— begin Provided information —

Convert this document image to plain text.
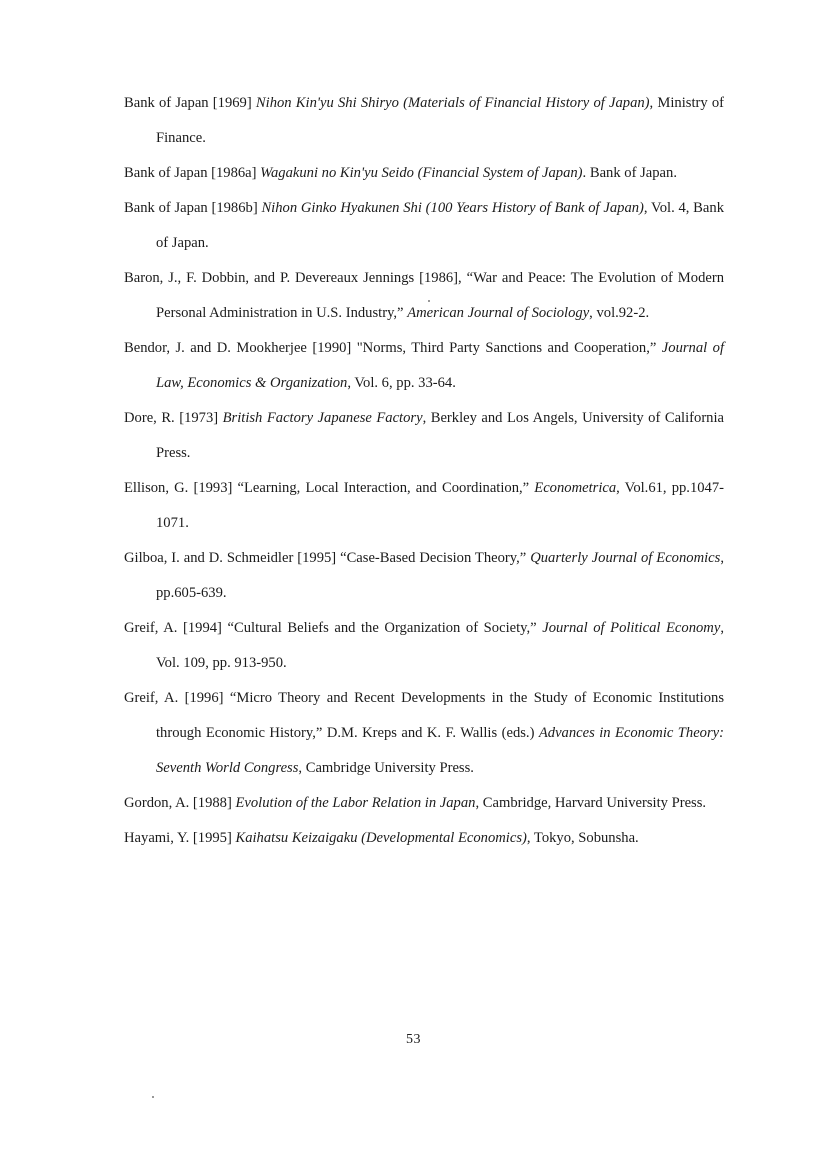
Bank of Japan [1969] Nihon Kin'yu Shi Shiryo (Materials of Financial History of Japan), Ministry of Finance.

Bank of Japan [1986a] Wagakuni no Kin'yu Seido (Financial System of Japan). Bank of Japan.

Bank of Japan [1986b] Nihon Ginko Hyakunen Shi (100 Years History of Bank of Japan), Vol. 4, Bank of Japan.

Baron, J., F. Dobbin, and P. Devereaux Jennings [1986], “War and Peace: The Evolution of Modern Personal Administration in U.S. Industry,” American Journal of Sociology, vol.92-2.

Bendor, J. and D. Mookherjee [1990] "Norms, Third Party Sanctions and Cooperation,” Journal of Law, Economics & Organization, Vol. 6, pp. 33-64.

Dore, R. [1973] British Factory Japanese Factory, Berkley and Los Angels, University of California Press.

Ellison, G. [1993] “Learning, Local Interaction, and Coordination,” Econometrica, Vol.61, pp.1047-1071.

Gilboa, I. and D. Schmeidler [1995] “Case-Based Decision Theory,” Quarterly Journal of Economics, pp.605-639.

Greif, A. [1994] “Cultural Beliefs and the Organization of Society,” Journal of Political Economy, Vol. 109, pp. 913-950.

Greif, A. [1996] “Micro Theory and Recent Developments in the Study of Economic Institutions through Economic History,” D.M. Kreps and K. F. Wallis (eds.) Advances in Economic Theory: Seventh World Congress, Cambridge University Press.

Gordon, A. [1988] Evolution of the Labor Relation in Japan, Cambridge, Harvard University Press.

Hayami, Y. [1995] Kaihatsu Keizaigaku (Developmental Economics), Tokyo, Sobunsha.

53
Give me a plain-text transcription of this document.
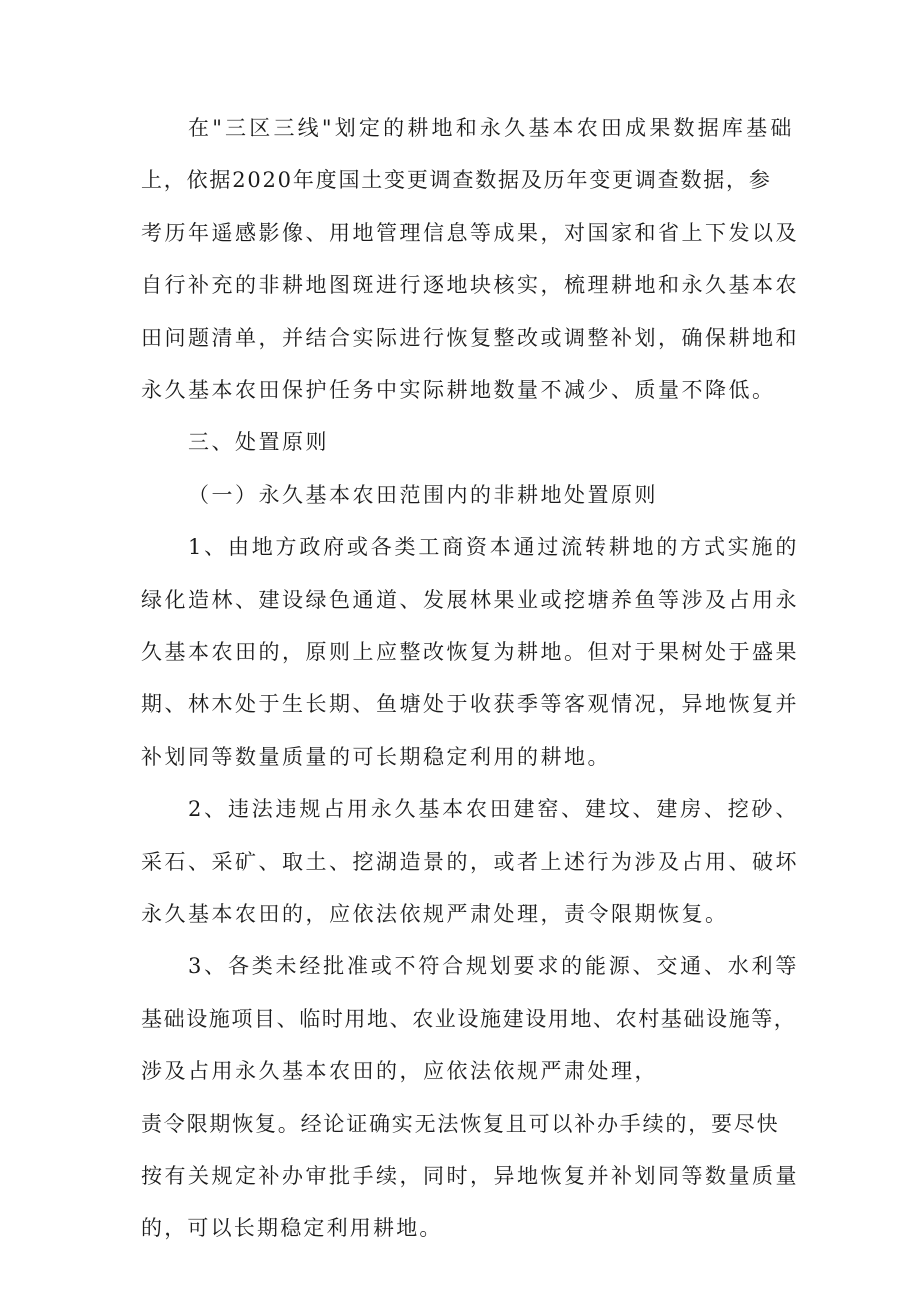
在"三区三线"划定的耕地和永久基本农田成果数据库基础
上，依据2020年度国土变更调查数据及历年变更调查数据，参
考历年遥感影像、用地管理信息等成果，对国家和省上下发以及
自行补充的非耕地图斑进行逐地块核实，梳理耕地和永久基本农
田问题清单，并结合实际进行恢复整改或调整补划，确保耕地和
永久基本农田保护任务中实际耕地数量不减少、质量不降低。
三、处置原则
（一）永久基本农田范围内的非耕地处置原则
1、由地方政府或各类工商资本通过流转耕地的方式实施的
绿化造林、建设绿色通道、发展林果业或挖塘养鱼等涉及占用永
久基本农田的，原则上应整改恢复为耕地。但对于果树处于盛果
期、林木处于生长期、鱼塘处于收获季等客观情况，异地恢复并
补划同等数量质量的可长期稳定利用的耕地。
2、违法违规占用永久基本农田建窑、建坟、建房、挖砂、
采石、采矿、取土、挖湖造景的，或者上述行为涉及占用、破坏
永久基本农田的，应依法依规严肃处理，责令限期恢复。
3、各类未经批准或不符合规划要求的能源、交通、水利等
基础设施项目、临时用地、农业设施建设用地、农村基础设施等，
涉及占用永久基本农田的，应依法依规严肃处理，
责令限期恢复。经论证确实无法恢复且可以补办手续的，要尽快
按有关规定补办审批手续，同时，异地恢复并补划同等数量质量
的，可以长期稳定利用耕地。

— end Provided information —

-- Aim --
Copy out the whole listing exactly, and don't carry over any pictures.

-- Expected output --
Convert this document image to plain text.
Bank of Japan [1969] Nihon Kin'yu Shi Shiryo (Materials of Financial History of Japan), Ministry of Finance.

Bank of Japan [1986a] Wagakuni no Kin'yu Seido (Financial System of Japan). Bank of Japan.

Bank of Japan [1986b] Nihon Ginko Hyakunen Shi (100 Years History of Bank of Japan), Vol. 4, Bank of Japan.

Baron, J., F. Dobbin, and P. Devereaux Jennings [1986], “War and Peace: The Evolution of Modern Personal Administration in U.S. Industry,” American Journal of Sociology, vol.92-2.

Bendor, J. and D. Mookherjee [1990] "Norms, Third Party Sanctions and Cooperation,” Journal of Law, Economics & Organization, Vol. 6, pp. 33-64.

Dore, R. [1973] British Factory Japanese Factory, Berkley and Los Angels, University of California Press.

Ellison, G. [1993] “Learning, Local Interaction, and Coordination,” Econometrica, Vol.61, pp.1047-1071.

Gilboa, I. and D. Schmeidler [1995] “Case-Based Decision Theory,” Quarterly Journal of Economics, pp.605-639.

Greif, A. [1994] “Cultural Beliefs and the Organization of Society,” Journal of Political Economy, Vol. 109, pp. 913-950.

Greif, A. [1996] “Micro Theory and Recent Developments in the Study of Economic Institutions through Economic History,” D.M. Kreps and K. F. Wallis (eds.) Advances in Economic Theory: Seventh World Congress, Cambridge University Press.

Gordon, A. [1988] Evolution of the Labor Relation in Japan, Cambridge, Harvard University Press.

Hayami, Y. [1995] Kaihatsu Keizaigaku (Developmental Economics), Tokyo, Sobunsha.

53
Give me a plain-text transcription of this document.
在"三区三线"划定的耕地和永久基本农田成果数据库基础
上，依据2020年度国土变更调查数据及历年变更调查数据，参
考历年遥感影像、用地管理信息等成果，对国家和省上下发以及
自行补充的非耕地图斑进行逐地块核实，梳理耕地和永久基本农
田问题清单，并结合实际进行恢复整改或调整补划，确保耕地和
永久基本农田保护任务中实际耕地数量不减少、质量不降低。
三、处置原则
（一）永久基本农田范围内的非耕地处置原则
1、由地方政府或各类工商资本通过流转耕地的方式实施的
绿化造林、建设绿色通道、发展林果业或挖塘养鱼等涉及占用永
久基本农田的，原则上应整改恢复为耕地。但对于果树处于盛果
期、林木处于生长期、鱼塘处于收获季等客观情况，异地恢复并
补划同等数量质量的可长期稳定利用的耕地。
2、违法违规占用永久基本农田建窑、建坟、建房、挖砂、
采石、采矿、取土、挖湖造景的，或者上述行为涉及占用、破坏
永久基本农田的，应依法依规严肃处理，责令限期恢复。
3、各类未经批准或不符合规划要求的能源、交通、水利等
基础设施项目、临时用地、农业设施建设用地、农村基础设施等，
涉及占用永久基本农田的，应依法依规严肃处理，
责令限期恢复。经论证确实无法恢复且可以补办手续的，要尽快
按有关规定补办审批手续，同时，异地恢复并补划同等数量质量
的，可以长期稳定利用耕地。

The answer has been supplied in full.